● **WHAT YOU SHOULD DO**
Each line of the material below that holds the word "licenses" needs to be copied.

────────

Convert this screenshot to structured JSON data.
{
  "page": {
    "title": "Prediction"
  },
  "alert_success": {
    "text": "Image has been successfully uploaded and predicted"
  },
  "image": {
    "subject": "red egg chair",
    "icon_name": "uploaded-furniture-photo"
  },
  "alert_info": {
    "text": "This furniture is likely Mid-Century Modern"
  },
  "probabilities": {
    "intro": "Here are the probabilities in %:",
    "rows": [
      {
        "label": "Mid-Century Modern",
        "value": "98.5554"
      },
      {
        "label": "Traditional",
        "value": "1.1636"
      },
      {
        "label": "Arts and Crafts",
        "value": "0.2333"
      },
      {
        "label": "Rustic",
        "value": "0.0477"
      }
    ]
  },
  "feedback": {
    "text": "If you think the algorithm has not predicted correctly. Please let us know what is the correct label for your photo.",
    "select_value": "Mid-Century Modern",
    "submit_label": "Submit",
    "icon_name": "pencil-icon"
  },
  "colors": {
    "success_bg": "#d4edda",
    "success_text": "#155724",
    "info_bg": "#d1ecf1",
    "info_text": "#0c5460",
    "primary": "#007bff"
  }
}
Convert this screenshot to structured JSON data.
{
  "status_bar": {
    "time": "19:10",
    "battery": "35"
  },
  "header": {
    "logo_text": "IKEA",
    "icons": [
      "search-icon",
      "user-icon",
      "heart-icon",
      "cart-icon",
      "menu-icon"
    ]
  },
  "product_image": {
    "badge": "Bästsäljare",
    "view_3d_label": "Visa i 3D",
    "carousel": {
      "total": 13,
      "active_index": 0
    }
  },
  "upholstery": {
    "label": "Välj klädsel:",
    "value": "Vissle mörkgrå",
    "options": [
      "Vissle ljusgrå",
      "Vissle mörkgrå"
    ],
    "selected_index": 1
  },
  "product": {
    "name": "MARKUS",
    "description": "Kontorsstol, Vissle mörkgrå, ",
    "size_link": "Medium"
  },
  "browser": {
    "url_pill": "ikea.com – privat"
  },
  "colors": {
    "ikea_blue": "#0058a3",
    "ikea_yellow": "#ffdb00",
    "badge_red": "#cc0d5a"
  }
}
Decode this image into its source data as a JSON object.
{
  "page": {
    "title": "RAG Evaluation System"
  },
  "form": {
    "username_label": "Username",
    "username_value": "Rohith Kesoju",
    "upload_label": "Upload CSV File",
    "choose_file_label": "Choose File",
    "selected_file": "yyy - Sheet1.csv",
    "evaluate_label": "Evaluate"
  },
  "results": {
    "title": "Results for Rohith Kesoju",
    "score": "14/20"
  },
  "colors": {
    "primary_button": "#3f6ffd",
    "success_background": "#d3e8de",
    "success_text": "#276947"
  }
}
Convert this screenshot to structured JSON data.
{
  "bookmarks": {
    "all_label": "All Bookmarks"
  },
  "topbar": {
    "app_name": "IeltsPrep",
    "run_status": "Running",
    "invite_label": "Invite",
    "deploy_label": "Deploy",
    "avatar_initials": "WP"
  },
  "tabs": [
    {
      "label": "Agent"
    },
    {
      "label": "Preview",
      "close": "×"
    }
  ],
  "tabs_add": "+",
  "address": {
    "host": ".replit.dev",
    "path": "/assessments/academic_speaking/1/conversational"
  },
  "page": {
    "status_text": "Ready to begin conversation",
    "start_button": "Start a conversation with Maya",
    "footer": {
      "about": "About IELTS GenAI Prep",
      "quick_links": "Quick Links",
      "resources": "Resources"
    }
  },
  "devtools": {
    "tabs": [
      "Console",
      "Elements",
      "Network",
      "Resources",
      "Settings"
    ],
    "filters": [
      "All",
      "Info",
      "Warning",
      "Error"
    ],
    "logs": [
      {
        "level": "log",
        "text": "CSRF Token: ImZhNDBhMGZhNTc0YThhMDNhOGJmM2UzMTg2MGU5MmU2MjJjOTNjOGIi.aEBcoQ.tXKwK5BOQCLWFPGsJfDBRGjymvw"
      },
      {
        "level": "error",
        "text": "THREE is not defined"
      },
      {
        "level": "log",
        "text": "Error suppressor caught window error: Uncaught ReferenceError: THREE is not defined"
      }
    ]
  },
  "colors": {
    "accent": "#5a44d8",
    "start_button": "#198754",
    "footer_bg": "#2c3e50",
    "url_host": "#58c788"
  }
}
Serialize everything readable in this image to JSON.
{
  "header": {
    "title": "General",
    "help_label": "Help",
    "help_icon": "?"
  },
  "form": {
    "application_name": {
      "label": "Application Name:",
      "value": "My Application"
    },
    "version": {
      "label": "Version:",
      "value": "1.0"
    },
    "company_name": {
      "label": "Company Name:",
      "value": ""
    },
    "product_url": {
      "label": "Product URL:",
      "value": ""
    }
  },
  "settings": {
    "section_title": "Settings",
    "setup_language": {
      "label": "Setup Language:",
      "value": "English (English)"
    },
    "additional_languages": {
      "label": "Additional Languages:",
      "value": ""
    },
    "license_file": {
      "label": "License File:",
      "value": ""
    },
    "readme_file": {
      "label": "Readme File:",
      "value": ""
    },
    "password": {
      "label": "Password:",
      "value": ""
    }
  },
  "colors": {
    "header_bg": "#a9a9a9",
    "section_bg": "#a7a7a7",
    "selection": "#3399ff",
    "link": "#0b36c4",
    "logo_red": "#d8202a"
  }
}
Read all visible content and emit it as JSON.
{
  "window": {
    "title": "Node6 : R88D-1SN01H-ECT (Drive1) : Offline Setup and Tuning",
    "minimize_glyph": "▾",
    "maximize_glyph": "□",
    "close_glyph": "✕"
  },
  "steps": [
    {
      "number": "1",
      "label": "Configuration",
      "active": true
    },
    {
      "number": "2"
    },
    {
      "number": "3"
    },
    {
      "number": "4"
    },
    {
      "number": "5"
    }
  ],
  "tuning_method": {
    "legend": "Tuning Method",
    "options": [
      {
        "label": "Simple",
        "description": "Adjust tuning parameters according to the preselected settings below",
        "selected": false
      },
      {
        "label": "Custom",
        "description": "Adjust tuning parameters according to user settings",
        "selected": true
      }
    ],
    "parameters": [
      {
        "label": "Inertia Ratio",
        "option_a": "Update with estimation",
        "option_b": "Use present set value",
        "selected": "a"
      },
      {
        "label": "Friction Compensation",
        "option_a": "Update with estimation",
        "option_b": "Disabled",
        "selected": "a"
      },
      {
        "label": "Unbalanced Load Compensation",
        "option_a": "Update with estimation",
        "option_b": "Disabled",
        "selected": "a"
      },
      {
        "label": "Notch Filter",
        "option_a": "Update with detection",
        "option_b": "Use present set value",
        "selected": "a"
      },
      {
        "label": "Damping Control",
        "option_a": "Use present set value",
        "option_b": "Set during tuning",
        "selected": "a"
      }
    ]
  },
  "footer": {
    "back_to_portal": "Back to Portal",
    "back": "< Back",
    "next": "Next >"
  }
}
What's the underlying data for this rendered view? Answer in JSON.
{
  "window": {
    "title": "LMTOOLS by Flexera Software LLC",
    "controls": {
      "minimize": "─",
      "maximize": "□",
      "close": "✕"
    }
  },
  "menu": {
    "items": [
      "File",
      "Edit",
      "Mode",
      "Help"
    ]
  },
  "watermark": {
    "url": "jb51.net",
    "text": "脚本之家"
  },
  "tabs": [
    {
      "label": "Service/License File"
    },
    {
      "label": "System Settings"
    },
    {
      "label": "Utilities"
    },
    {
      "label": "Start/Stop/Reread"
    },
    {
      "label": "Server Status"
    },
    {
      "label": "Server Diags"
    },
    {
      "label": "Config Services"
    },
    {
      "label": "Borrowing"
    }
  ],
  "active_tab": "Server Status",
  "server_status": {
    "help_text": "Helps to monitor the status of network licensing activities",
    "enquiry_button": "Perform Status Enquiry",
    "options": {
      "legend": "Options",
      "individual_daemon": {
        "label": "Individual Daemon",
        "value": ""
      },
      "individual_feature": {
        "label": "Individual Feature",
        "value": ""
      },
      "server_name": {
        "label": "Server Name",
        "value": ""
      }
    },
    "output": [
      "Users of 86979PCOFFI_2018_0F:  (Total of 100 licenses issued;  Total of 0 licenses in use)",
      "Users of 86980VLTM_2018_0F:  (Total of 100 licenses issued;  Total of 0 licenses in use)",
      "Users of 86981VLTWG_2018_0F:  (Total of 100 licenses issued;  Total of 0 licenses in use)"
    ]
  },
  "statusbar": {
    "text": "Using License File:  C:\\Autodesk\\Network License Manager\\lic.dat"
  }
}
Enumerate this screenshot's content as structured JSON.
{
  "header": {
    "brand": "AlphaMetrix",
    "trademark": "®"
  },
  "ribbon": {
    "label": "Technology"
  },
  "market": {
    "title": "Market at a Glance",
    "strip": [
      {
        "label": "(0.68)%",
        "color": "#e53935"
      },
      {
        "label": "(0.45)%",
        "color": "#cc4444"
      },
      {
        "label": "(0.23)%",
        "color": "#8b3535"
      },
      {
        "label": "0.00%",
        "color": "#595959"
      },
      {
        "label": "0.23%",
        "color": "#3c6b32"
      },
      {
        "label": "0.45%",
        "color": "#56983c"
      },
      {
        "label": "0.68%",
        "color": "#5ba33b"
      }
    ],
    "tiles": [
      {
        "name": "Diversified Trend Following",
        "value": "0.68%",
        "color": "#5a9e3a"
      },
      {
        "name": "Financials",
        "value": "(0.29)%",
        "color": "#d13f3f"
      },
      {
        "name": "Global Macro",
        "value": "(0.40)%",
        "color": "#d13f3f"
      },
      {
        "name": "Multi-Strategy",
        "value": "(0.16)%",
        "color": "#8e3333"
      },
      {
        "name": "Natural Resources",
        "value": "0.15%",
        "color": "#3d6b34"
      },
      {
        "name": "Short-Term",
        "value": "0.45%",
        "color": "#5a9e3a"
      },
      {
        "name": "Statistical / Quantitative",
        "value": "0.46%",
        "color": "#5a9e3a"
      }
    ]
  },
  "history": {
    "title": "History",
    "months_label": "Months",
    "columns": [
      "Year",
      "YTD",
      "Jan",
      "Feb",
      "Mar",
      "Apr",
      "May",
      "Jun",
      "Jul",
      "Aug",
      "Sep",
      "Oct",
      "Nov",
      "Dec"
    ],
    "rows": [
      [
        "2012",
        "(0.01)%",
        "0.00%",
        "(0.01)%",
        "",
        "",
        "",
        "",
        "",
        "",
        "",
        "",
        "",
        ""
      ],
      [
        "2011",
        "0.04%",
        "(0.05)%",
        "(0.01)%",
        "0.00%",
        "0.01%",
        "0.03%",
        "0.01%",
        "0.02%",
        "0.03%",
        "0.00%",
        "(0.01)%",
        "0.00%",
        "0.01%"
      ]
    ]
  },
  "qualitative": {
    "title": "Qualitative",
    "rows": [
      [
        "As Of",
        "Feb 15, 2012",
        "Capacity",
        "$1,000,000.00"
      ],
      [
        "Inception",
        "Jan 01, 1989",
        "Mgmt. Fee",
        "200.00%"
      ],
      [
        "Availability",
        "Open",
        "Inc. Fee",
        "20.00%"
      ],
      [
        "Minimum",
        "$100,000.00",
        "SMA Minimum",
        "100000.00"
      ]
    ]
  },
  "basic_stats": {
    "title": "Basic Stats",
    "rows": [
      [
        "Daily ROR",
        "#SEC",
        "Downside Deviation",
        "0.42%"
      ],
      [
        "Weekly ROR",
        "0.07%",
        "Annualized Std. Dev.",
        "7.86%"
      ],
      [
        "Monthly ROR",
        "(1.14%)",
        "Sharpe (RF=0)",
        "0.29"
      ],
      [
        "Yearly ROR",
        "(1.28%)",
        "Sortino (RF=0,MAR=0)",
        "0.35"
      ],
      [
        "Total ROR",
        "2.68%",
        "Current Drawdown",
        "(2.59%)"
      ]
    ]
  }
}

────────

● **RESPONSE**
      "Users of 86979PCOFFI_2018_0F:  (Total of 100 licenses issued;  Total of 0 licenses in use)",
      "Users of 86980VLTM_2018_0F:  (Total of 100 licenses issued;  Total of 0 licenses in use)",
      "Users of 86981VLTWG_2018_0F:  (Total of 100 licenses issued;  Total of 0 licenses in use)"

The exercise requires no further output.